- Verilen Görev 1 -
Lütfen kayıtların ilk satırından başlayıp "The lead 30 is at (536, 492)." ifadesini içeren satıra kadar giden satırları, iki uç da dahil olmak üzere, hiçbir değişiklik yapmadan aynen yazın.

- Okuma Parçası -
Ahmed Arif memleketi Diyarbakır'da anıldı
Ahmed Arif, aramızdan ayrılışının 28. yılında memleketinde unutulmadı. Sur dibindeki anıtına karanfiller bırakan yazar ve şairler anmada Ahmed Arif’in şiirlerini okudu.
Fotoğraf: Mezopotamya Ajansı
Şair Ahmed Arif, ölümünün 28’inci yılında PEN Yazarlar Derneği Diyarbakır Temsilciliği tarafından düzenlenen etkinlikle anıldı. Surların dibindeki Ahmed Arif büstünün bulunduğu parkta yapılan etkinlikte, Diyarbakır’da yaşayan şair ve yazarlar, Ahmed Arif şiirlerini okudu. PEN Yazarlar Derneği Diyarbakır Temsilcisi Yazar Şeyhmus Diken, şehrin şairini, şairin şehrinde anmak için burada olduklarını söyledi.

- Veri Kümesi -
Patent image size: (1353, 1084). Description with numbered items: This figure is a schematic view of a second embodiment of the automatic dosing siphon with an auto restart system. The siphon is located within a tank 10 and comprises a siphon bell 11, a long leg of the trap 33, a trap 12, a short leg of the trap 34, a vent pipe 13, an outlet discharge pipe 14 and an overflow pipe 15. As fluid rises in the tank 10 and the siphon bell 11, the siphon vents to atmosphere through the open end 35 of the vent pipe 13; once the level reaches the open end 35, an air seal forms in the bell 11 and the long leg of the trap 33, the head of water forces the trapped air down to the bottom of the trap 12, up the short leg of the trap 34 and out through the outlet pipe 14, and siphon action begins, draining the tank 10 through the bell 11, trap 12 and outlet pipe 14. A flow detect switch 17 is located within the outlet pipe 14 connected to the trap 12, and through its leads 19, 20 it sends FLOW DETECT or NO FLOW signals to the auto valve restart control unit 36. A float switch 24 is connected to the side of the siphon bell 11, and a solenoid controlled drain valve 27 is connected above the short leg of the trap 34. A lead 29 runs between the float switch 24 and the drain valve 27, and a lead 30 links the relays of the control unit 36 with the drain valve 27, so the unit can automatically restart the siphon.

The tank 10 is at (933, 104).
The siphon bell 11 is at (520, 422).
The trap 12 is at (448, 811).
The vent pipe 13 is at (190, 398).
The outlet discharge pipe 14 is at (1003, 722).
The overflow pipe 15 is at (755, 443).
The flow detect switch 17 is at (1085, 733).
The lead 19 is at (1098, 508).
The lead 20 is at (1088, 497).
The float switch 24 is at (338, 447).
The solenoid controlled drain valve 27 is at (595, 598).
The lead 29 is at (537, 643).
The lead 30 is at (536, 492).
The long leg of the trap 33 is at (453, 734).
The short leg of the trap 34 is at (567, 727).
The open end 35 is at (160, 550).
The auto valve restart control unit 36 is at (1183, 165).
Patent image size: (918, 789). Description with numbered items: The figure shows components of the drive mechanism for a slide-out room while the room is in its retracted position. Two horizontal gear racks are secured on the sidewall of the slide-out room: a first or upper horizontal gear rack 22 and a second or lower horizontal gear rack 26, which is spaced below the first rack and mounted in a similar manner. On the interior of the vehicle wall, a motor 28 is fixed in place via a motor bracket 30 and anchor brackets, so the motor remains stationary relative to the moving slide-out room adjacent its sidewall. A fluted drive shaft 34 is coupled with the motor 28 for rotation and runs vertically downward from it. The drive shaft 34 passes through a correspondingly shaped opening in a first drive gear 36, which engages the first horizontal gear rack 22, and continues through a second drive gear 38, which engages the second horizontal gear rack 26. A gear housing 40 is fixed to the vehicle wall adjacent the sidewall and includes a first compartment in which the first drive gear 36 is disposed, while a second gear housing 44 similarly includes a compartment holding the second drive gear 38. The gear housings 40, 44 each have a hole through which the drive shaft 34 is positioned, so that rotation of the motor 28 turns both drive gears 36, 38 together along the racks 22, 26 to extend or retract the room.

- Verilen Görev 2 -
Ahmed Arif'in anılmasıyla ilgili habere göre şu soruları yanıtlayın:
(a) Ahmed Arif, ölümünün kaçıncı yılında anıldı?
(b) Anma etkinliğini hangi kurum düzenledi?
(c) Etkinlik nerede yapıldı?

- Görevin Çözümü 1 -
Patent image size: (1353, 1084). Description with numbered items: This figure is a schematic view of a second embodiment of the automatic dosing siphon with an auto restart system. The siphon is located within a tank 10 and comprises a siphon bell 11, a long leg of the trap 33, a trap 12, a short leg of the trap 34, a vent pipe 13, an outlet discharge pipe 14 and an overflow pipe 15. As fluid rises in the tank 10 and the siphon bell 11, the siphon vents to atmosphere through the open end 35 of the vent pipe 13; once the level reaches the open end 35, an air seal forms in the bell 11 and the long leg of the trap 33, the head of water forces the trapped air down to the bottom of the trap 12, up the short leg of the trap 34 and out through the outlet pipe 14, and siphon action begins, draining the tank 10 through the bell 11, trap 12 and outlet pipe 14. A flow detect switch 17 is located within the outlet pipe 14 connected to the trap 12, and through its leads 19, 20 it sends FLOW DETECT or NO FLOW signals to the auto valve restart control unit 36. A float switch 24 is connected to the side of the siphon bell 11, and a solenoid controlled drain valve 27 is connected above the short leg of the trap 34. A lead 29 runs between the float switch 24 and the drain valve 27, and a lead 30 links the relays of the control unit 36 with the drain valve 27, so the unit can automatically restart the siphon.

The tank 10 is at (933, 104).
The siphon bell 11 is at (520, 422).
The trap 12 is at (448, 811).
The vent pipe 13 is at (190, 398).
The outlet discharge pipe 14 is at (1003, 722).
The overflow pipe 15 is at (755, 443).
The flow detect switch 17 is at (1085, 733).
The lead 19 is at (1098, 508).
The lead 20 is at (1088, 497).
The float switch 24 is at (338, 447).
The solenoid controlled drain valve 27 is at (595, 598).
The lead 29 is at (537, 643).
The lead 30 is at (536, 492).

- Görevin Çözümü 2 -
(a) 28. yılında.
(b) PEN Yazarlar Derneği Diyarbakır Temsilciliği.
(c) Surların dibinde, Ahmed Arif büstünün bulunduğu parkta.